DIRECTIONS FOR THIS TASK: Scan the data beneath this task and copy each line that includes "vositasidan".

Saved entries
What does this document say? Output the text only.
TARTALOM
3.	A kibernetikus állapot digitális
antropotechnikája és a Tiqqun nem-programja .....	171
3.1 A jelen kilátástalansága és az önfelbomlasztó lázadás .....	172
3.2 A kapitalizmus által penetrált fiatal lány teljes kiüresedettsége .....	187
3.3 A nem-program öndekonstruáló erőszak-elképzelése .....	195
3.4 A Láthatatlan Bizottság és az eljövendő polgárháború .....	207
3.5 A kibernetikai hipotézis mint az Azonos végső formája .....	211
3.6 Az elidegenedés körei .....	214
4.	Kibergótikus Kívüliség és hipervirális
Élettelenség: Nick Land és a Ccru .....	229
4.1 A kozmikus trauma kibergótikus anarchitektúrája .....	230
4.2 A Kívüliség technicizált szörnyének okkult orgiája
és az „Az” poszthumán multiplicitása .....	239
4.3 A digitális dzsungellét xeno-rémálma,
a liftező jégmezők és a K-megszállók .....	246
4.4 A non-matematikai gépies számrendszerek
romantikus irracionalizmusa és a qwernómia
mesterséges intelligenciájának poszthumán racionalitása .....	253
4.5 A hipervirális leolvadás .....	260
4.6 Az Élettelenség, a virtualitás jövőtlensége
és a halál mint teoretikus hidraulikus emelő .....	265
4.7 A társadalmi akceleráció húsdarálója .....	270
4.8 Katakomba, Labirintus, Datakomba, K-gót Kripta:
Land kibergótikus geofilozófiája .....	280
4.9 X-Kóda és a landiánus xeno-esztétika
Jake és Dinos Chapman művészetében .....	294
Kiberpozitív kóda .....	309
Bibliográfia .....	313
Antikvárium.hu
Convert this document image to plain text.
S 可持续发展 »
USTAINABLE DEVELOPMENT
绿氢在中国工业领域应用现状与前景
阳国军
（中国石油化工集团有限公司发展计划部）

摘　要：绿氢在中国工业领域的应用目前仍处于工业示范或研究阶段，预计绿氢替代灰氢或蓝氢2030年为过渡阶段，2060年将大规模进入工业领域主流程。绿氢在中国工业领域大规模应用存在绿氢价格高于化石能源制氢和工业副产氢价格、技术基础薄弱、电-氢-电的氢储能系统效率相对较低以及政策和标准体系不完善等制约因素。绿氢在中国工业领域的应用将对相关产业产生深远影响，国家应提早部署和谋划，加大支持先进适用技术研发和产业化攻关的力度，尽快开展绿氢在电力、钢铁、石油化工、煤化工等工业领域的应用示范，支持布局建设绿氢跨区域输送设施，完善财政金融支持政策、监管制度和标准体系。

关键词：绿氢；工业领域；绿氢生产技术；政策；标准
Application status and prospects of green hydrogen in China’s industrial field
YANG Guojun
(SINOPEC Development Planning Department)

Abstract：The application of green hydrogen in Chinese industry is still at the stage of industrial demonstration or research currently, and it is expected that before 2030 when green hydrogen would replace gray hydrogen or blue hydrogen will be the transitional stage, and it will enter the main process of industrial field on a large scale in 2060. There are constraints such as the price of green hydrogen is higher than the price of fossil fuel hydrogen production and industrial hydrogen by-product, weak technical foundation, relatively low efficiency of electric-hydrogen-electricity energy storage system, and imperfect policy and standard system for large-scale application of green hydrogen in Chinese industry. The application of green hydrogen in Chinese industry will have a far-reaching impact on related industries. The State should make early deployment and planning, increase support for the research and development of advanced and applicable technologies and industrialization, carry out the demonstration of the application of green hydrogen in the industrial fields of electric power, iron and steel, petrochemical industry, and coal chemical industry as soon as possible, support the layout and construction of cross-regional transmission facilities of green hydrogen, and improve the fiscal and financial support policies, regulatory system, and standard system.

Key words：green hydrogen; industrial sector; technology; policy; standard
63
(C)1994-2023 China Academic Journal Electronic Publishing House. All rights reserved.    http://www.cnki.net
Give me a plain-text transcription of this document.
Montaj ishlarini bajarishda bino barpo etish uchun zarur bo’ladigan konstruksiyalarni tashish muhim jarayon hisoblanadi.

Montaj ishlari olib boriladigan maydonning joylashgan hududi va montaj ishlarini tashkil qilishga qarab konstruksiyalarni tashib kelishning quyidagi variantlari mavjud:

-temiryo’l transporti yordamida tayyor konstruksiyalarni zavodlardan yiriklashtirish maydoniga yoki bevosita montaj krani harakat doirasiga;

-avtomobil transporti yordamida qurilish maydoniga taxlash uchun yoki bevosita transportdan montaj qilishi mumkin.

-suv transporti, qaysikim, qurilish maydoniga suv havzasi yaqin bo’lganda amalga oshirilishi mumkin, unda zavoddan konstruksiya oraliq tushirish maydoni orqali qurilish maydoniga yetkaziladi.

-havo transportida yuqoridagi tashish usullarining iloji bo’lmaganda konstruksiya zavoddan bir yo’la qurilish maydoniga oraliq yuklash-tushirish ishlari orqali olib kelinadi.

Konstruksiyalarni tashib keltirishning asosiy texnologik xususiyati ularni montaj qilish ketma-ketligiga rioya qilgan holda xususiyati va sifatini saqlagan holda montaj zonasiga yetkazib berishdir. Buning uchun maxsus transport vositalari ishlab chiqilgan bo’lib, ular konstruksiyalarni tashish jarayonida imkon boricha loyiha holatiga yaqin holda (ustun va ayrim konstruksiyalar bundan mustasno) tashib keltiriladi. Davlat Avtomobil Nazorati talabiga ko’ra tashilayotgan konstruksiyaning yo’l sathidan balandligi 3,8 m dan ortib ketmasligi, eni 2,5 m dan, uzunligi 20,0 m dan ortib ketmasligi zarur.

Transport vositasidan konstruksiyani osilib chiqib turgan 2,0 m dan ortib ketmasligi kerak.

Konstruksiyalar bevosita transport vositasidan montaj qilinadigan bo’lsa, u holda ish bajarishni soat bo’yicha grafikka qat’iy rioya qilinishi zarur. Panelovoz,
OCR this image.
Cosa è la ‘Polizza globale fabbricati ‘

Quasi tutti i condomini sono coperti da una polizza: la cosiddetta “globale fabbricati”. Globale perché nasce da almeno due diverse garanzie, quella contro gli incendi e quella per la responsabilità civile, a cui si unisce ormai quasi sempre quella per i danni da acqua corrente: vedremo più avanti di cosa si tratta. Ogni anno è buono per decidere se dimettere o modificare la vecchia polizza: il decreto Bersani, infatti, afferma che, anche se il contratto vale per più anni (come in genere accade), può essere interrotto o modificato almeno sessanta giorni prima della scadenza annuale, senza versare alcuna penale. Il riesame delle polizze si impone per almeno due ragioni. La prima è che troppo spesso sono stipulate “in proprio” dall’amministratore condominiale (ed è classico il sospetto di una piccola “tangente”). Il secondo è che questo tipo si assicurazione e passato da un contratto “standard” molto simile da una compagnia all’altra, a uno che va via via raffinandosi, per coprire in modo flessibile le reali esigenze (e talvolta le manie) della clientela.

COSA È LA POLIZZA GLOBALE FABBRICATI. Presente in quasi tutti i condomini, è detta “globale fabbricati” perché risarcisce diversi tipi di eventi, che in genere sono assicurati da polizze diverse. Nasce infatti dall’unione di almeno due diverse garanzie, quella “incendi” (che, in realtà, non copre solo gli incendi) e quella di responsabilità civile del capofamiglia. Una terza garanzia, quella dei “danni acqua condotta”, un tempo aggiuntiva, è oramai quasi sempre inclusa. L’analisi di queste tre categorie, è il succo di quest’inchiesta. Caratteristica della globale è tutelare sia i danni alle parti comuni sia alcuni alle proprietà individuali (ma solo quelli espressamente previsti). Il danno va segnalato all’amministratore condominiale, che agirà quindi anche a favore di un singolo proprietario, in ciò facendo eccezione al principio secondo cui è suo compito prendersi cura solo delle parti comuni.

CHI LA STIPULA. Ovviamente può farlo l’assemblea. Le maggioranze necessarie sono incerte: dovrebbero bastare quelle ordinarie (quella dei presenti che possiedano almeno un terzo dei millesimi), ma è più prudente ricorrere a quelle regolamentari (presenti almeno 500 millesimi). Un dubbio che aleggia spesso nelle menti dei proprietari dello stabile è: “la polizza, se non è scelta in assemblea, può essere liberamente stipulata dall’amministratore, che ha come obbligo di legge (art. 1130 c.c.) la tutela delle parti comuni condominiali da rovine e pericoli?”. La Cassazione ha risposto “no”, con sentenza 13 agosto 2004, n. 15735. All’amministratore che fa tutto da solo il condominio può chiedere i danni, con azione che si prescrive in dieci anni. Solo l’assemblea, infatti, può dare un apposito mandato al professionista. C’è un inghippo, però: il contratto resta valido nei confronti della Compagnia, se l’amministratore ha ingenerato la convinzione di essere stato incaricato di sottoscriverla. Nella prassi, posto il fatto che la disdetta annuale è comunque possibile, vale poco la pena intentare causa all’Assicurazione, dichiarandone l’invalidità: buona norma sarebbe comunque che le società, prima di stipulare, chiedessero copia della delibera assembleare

SOLVED PROBLEM:
Transport vositasidan konstruksiyani osilib chiqib turgan 2,0 m dan ortib ketmasligi kerak.
Konstruksiyalar bevosita transport vositasidan montaj qilinadigan bo’lsa, u holda ish bajarishni soat bo’yicha grafikka qat’iy rioya qilinishi zarur. Panelovoz,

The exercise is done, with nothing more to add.